TASK TO CARRY OUT:
Extract all records. Keep each one exact.
____
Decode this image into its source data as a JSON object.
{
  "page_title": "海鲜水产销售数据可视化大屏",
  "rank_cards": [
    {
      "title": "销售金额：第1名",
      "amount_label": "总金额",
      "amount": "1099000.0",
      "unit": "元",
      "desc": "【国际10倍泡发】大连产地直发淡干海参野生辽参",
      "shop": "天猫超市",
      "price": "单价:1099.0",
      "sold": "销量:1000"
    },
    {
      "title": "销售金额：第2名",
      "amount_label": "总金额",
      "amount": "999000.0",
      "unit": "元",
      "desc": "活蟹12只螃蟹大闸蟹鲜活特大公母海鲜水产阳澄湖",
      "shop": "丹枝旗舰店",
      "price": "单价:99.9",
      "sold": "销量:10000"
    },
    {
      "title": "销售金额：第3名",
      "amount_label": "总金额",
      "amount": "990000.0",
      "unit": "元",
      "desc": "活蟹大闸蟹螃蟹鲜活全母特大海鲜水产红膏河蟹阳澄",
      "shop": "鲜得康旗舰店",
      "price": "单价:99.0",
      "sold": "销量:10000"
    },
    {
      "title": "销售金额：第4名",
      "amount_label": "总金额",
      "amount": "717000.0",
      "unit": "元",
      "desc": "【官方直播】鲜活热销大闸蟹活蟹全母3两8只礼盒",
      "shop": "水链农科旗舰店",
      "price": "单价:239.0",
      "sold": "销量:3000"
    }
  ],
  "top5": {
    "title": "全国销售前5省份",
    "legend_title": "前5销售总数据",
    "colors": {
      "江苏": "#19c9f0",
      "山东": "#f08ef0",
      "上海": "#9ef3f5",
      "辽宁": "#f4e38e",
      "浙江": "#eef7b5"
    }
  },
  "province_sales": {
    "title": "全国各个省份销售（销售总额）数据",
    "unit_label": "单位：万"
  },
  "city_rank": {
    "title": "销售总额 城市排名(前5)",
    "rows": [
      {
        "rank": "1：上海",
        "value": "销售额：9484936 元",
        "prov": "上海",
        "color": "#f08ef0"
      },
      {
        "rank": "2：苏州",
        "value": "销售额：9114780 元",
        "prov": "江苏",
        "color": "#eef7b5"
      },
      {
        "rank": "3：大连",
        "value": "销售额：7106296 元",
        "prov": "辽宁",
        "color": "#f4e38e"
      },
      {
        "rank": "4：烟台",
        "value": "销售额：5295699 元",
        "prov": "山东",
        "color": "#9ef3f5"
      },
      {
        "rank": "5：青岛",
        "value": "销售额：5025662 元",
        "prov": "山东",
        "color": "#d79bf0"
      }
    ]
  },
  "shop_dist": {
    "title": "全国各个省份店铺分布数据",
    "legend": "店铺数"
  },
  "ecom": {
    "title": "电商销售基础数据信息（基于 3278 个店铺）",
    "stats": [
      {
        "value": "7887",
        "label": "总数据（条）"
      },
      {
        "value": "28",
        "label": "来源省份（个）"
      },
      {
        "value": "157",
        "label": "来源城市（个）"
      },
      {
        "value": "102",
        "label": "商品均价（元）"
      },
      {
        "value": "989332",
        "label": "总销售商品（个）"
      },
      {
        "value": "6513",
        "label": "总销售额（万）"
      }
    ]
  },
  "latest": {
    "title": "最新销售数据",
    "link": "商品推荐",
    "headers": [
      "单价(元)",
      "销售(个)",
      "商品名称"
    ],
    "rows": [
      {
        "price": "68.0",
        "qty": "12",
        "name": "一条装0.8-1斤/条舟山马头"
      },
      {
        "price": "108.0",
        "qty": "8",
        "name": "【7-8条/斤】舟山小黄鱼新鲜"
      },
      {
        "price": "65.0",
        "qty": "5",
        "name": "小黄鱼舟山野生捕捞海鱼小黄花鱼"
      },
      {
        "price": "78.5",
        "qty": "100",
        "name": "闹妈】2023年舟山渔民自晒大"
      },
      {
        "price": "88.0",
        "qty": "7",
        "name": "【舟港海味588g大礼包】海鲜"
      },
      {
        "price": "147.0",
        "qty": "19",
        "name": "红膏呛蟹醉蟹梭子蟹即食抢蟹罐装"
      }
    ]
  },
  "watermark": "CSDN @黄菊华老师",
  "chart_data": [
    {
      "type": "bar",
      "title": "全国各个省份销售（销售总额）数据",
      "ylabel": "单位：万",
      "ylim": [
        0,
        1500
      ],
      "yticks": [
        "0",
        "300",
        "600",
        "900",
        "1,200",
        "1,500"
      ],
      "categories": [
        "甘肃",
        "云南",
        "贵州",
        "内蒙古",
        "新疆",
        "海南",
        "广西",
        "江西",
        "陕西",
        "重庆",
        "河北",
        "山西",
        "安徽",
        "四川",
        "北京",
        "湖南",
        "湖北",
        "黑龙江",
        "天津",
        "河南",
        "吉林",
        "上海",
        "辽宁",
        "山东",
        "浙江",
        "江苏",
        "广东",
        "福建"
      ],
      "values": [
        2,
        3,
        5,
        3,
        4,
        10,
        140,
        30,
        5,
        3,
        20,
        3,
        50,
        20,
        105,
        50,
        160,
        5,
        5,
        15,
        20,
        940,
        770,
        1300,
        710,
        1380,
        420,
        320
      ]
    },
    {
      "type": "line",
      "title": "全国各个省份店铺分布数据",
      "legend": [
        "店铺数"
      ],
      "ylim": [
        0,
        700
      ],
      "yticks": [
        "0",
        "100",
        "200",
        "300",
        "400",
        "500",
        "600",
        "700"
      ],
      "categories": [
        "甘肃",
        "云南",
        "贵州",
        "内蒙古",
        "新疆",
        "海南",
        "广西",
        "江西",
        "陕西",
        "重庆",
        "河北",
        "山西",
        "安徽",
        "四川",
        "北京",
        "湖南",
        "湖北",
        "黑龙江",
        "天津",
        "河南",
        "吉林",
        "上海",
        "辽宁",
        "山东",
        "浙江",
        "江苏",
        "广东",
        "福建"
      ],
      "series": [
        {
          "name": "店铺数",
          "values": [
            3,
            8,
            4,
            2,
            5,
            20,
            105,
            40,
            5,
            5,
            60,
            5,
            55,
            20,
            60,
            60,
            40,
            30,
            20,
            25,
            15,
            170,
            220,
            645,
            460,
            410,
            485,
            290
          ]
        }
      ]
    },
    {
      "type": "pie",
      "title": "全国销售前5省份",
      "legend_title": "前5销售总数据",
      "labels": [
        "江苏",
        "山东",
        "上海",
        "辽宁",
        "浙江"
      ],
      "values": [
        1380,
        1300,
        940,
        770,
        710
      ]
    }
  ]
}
____
RESULT:
Decode this image into its source data as a JSON object.
{
  "page_title": "海鲜水产销售数据可视化大屏",
  "rank_cards": [
    {
      "title": "销售金额：第1名",
      "amount_label": "总金额",
      "amount": "1099000.0",
      "unit": "元",
      "desc": "【国际10倍泡发】大连产地直发淡干海参野生辽参",
      "shop": "天猫超市",
      "price": "单价:1099.0",
      "sold": "销量:1000"
    },
    {
      "title": "销售金额：第2名",
      "amount_label": "总金额",
      "amount": "999000.0",
      "unit": "元",
      "desc": "活蟹12只螃蟹大闸蟹鲜活特大公母海鲜水产阳澄湖",
      "shop": "丹枝旗舰店",
      "price": "单价:99.9",
      "sold": "销量:10000"
    },
    {
      "title": "销售金额：第3名",
      "amount_label": "总金额",
      "amount": "990000.0",
      "unit": "元",
      "desc": "活蟹大闸蟹螃蟹鲜活全母特大海鲜水产红膏河蟹阳澄",
      "shop": "鲜得康旗舰店",
      "price": "单价:99.0",
      "sold": "销量:10000"
    },
    {
      "title": "销售金额：第4名",
      "amount_label": "总金额",
      "amount": "717000.0",
      "unit": "元",
      "desc": "【官方直播】鲜活热销大闸蟹活蟹全母3两8只礼盒",
      "shop": "水链农科旗舰店",
      "price": "单价:239.0",
      "sold": "销量:3000"
    }
  ],
  "top5": {
    "title": "全国销售前5省份",
    "legend_title": "前5销售总数据",
    "colors": {
      "江苏": "#19c9f0",
      "山东": "#f08ef0",
      "上海": "#9ef3f5",
      "辽宁": "#f4e38e",
      "浙江": "#eef7b5"
    }
  },
  "province_sales": {
    "title": "全国各个省份销售（销售总额）数据",
    "unit_label": "单位：万"
  },
  "city_rank": {
    "title": "销售总额 城市排名(前5)",
    "rows": [
      {
        "rank": "1：上海",
        "value": "销售额：9484936 元",
        "prov": "上海",
        "color": "#f08ef0"
      },
      {
        "rank": "2：苏州",
        "value": "销售额：9114780 元",
        "prov": "江苏",
        "color": "#eef7b5"
      },
      {
        "rank": "3：大连",
        "value": "销售额：7106296 元",
        "prov": "辽宁",
        "color": "#f4e38e"
      },
      {
        "rank": "4：烟台",
        "value": "销售额：5295699 元",
        "prov": "山东",
        "color": "#9ef3f5"
      },
      {
        "rank": "5：青岛",
        "value": "销售额：5025662 元",
        "prov": "山东",
        "color": "#d79bf0"
      }
    ]
  },
  "shop_dist": {
    "title": "全国各个省份店铺分布数据",
    "legend": "店铺数"
  },
  "ecom": {
    "title": "电商销售基础数据信息（基于 3278 个店铺）",
    "stats": [
      {
        "value": "7887",
        "label": "总数据（条）"
      },
      {
        "value": "28",
        "label": "来源省份（个）"
      },
      {
        "value": "157",
        "label": "来源城市（个）"
      },
      {
        "value": "102",
        "label": "商品均价（元）"
      },
      {
        "value": "989332",
        "label": "总销售商品（个）"
      },
      {
        "value": "6513",
        "label": "总销售额（万）"
      }
    ]
  },
  "latest": {
    "title": "最新销售数据",
    "link": "商品推荐",
    "headers": [
      "单价(元)",
      "销售(个)",
      "商品名称"
    ],
    "rows": [
      {
        "price": "68.0",
        "qty": "12",
        "name": "一条装0.8-1斤/条舟山马头"
      },
      {
        "price": "108.0",
        "qty": "8",
        "name": "【7-8条/斤】舟山小黄鱼新鲜"
      },
      {
        "price": "65.0",
        "qty": "5",
        "name": "小黄鱼舟山野生捕捞海鱼小黄花鱼"
      },
      {
        "price": "78.5",
        "qty": "100",
        "name": "闹妈】2023年舟山渔民自晒大"
      },
      {
        "price": "88.0",
        "qty": "7",
        "name": "【舟港海味588g大礼包】海鲜"
      },
      {
        "price": "147.0",
        "qty": "19",
        "name": "红膏呛蟹醉蟹梭子蟹即食抢蟹罐装"
      }
    ]
  },
  "watermark": "CSDN @黄菊华老师",
  "chart_data": [
    {
      "type": "bar",
      "title": "全国各个省份销售（销售总额）数据",
      "ylabel": "单位：万",
      "ylim": [
        0,
        1500
      ],
      "yticks": [
        "0",
        "300",
        "600",
        "900",
        "1,200",
        "1,500"
      ],
      "categories": [
        "甘肃",
        "云南",
        "贵州",
        "内蒙古",
        "新疆",
        "海南",
        "广西",
        "江西",
        "陕西",
        "重庆",
        "河北",
        "山西",
        "安徽",
        "四川",
        "北京",
        "湖南",
        "湖北",
        "黑龙江",
        "天津",
        "河南",
        "吉林",
        "上海",
        "辽宁",
        "山东",
        "浙江",
        "江苏",
        "广东",
        "福建"
      ],
      "values": [
        2,
        3,
        5,
        3,
        4,
        10,
        140,
        30,
        5,
        3,
        20,
        3,
        50,
        20,
        105,
        50,
        160,
        5,
        5,
        15,
        20,
        940,
        770,
        1300,
        710,
        1380,
        420,
        320
      ]
    },
    {
      "type": "line",
      "title": "全国各个省份店铺分布数据",
      "legend": [
        "店铺数"
      ],
      "ylim": [
        0,
        700
      ],
      "yticks": [
        "0",
        "100",
        "200",
        "300",
        "400",
        "500",
        "600",
        "700"
      ],
      "categories": [
        "甘肃",
        "云南",
        "贵州",
        "内蒙古",
        "新疆",
        "海南",
        "广西",
        "江西",
        "陕西",
        "重庆",
        "河北",
        "山西",
        "安徽",
        "四川",
        "北京",
        "湖南",
        "湖北",
        "黑龙江",
        "天津",
        "河南",
        "吉林",
        "上海",
        "辽宁",
        "山东",
        "浙江",
        "江苏",
        "广东",
        "福建"
      ],
      "series": [
        {
          "name": "店铺数",
          "values": [
            3,
            8,
            4,
            2,
            5,
            20,
            105,
            40,
            5,
            5,
            60,
            5,
            55,
            20,
            60,
            60,
            40,
            30,
            20,
            25,
            15,
            170,
            220,
            645,
            460,
            410,
            485,
            290
          ]
        }
      ]
    },
    {
      "type": "pie",
      "title": "全国销售前5省份",
      "legend_title": "前5销售总数据",
      "labels": [
        "江苏",
        "山东",
        "上海",
        "辽宁",
        "浙江"
      ],
      "values": [
        1380,
        1300,
        940,
        770,
        710
      ]
    }
  ]
}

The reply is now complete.